Where a line in the listing contains the string "Summa", copy that line out.
───── Listed records
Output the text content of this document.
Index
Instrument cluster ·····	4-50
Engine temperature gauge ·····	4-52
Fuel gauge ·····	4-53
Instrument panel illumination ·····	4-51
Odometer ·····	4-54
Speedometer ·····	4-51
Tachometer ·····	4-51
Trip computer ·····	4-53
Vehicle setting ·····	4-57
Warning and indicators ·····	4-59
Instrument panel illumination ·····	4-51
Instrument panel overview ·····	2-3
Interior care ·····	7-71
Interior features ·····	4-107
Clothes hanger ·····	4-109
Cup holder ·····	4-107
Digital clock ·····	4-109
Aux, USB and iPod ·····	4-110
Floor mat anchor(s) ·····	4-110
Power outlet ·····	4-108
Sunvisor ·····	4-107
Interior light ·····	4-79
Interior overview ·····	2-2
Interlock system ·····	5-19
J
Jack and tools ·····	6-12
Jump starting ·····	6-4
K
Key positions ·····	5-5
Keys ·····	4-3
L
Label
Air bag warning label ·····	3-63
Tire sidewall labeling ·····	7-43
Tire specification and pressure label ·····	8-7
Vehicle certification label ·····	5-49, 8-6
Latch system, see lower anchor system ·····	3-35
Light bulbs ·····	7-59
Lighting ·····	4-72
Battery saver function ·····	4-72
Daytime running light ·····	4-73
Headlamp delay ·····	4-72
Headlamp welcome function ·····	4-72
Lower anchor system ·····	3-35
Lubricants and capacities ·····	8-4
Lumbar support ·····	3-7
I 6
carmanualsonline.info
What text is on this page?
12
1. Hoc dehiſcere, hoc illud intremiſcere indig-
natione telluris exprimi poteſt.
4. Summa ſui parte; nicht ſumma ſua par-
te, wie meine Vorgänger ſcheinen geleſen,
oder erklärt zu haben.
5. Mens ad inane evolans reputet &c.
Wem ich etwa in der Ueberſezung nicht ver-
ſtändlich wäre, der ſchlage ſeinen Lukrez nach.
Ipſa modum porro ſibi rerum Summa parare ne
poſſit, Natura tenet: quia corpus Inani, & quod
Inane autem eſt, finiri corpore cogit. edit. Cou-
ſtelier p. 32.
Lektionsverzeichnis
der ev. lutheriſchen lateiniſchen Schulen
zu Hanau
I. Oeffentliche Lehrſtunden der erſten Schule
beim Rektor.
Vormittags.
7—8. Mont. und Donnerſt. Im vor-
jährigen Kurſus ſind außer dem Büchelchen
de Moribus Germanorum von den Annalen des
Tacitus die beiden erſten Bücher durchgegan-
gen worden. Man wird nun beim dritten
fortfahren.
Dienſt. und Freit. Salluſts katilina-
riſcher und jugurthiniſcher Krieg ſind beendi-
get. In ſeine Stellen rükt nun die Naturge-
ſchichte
──────────
__Result for this task__
4. Summa ſui parte; nicht ſumma ſua par-
Ipſa modum porro ſibi rerum Summa parare ne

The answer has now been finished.